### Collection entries
## Start

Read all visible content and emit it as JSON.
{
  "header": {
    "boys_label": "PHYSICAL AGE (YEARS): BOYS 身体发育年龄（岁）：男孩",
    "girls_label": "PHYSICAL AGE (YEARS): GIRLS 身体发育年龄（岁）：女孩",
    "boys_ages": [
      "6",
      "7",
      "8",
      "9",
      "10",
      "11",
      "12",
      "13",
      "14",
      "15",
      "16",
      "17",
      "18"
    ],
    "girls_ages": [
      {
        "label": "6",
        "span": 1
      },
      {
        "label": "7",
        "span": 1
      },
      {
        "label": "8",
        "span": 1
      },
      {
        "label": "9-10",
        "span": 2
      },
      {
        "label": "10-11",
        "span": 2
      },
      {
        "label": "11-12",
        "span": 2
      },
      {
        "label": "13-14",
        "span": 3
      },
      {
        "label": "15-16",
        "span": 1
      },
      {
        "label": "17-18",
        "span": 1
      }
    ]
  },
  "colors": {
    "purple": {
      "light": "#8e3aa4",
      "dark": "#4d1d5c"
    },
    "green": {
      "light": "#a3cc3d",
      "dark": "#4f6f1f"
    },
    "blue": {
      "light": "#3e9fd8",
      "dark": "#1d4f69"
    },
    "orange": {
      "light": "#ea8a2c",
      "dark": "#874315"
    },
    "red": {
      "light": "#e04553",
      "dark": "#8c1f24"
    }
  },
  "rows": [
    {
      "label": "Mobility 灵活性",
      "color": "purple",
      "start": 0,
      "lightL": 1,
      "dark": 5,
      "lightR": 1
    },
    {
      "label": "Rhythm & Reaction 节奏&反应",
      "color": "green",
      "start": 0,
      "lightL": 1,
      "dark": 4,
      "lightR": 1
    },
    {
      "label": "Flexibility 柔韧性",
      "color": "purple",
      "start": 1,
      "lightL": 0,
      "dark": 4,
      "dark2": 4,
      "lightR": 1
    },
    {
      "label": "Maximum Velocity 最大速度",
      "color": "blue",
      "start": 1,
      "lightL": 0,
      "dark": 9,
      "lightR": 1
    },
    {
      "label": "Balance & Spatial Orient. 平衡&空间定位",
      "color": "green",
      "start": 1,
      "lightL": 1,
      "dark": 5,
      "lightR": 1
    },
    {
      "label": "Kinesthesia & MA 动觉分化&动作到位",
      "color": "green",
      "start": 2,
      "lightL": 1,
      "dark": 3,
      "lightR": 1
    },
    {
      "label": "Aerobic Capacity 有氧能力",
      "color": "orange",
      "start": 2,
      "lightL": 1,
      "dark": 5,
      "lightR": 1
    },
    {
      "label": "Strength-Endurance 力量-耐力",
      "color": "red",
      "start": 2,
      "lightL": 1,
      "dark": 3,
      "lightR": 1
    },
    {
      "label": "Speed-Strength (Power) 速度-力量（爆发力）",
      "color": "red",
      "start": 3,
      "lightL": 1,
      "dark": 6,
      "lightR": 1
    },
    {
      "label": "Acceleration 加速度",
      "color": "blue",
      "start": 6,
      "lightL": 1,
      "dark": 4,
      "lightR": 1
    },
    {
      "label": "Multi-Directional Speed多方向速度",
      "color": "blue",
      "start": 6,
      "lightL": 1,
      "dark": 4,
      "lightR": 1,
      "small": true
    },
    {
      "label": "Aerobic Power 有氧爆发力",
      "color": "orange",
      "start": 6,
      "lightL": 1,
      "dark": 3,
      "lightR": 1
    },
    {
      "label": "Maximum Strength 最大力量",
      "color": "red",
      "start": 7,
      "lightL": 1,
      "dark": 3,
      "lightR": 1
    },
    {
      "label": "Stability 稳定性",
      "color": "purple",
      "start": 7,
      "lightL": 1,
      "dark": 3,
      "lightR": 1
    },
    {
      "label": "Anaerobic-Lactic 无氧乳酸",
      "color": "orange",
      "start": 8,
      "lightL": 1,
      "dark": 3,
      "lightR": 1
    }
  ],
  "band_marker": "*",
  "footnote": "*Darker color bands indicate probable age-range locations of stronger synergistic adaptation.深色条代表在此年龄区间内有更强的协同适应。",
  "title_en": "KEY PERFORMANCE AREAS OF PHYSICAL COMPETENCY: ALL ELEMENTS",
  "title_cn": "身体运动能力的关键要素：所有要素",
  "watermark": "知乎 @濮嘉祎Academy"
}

## End

### INSTRUCTION
Repeat all entries. Match them exactly.

### WORKED SOLUTION
Read all visible content and emit it as JSON.
{
  "header": {
    "boys_label": "PHYSICAL AGE (YEARS): BOYS 身体发育年龄（岁）：男孩",
    "girls_label": "PHYSICAL AGE (YEARS): GIRLS 身体发育年龄（岁）：女孩",
    "boys_ages": [
      "6",
      "7",
      "8",
      "9",
      "10",
      "11",
      "12",
      "13",
      "14",
      "15",
      "16",
      "17",
      "18"
    ],
    "girls_ages": [
      {
        "label": "6",
        "span": 1
      },
      {
        "label": "7",
        "span": 1
      },
      {
        "label": "8",
        "span": 1
      },
      {
        "label": "9-10",
        "span": 2
      },
      {
        "label": "10-11",
        "span": 2
      },
      {
        "label": "11-12",
        "span": 2
      },
      {
        "label": "13-14",
        "span": 3
      },
      {
        "label": "15-16",
        "span": 1
      },
      {
        "label": "17-18",
        "span": 1
      }
    ]
  },
  "colors": {
    "purple": {
      "light": "#8e3aa4",
      "dark": "#4d1d5c"
    },
    "green": {
      "light": "#a3cc3d",
      "dark": "#4f6f1f"
    },
    "blue": {
      "light": "#3e9fd8",
      "dark": "#1d4f69"
    },
    "orange": {
      "light": "#ea8a2c",
      "dark": "#874315"
    },
    "red": {
      "light": "#e04553",
      "dark": "#8c1f24"
    }
  },
  "rows": [
    {
      "label": "Mobility 灵活性",
      "color": "purple",
      "start": 0,
      "lightL": 1,
      "dark": 5,
      "lightR": 1
    },
    {
      "label": "Rhythm & Reaction 节奏&反应",
      "color": "green",
      "start": 0,
      "lightL": 1,
      "dark": 4,
      "lightR": 1
    },
    {
      "label": "Flexibility 柔韧性",
      "color": "purple",
      "start": 1,
      "lightL": 0,
      "dark": 4,
      "dark2": 4,
      "lightR": 1
    },
    {
      "label": "Maximum Velocity 最大速度",
      "color": "blue",
      "start": 1,
      "lightL": 0,
      "dark": 9,
      "lightR": 1
    },
    {
      "label": "Balance & Spatial Orient. 平衡&空间定位",
      "color": "green",
      "start": 1,
      "lightL": 1,
      "dark": 5,
      "lightR": 1
    },
    {
      "label": "Kinesthesia & MA 动觉分化&动作到位",
      "color": "green",
      "start": 2,
      "lightL": 1,
      "dark": 3,
      "lightR": 1
    },
    {
      "label": "Aerobic Capacity 有氧能力",
      "color": "orange",
      "start": 2,
      "lightL": 1,
      "dark": 5,
      "lightR": 1
    },
    {
      "label": "Strength-Endurance 力量-耐力",
      "color": "red",
      "start": 2,
      "lightL": 1,
      "dark": 3,
      "lightR": 1
    },
    {
      "label": "Speed-Strength (Power) 速度-力量（爆发力）",
      "color": "red",
      "start": 3,
      "lightL": 1,
      "dark": 6,
      "lightR": 1
    },
    {
      "label": "Acceleration 加速度",
      "color": "blue",
      "start": 6,
      "lightL": 1,
      "dark": 4,
      "lightR": 1
    },
    {
      "label": "Multi-Directional Speed多方向速度",
      "color": "blue",
      "start": 6,
      "lightL": 1,
      "dark": 4,
      "lightR": 1,
      "small": true
    },
    {
      "label": "Aerobic Power 有氧爆发力",
      "color": "orange",
      "start": 6,
      "lightL": 1,
      "dark": 3,
      "lightR": 1
    },
    {
      "label": "Maximum Strength 最大力量",
      "color": "red",
      "start": 7,
      "lightL": 1,
      "dark": 3,
      "lightR": 1
    },
    {
      "label": "Stability 稳定性",
      "color": "purple",
      "start": 7,
      "lightL": 1,
      "dark": 3,
      "lightR": 1
    },
    {
      "label": "Anaerobic-Lactic 无氧乳酸",
      "color": "orange",
      "start": 8,
      "lightL": 1,
      "dark": 3,
      "lightR": 1
    }
  ],
  "band_marker": "*",
  "footnote": "*Darker color bands indicate probable age-range locations of stronger synergistic adaptation.深色条代表在此年龄区间内有更强的协同适应。",
  "title_en": "KEY PERFORMANCE AREAS OF PHYSICAL COMPETENCY: ALL ELEMENTS",
  "title_cn": "身体运动能力的关键要素：所有要素",
  "watermark": "知乎 @濮嘉祎Academy"
}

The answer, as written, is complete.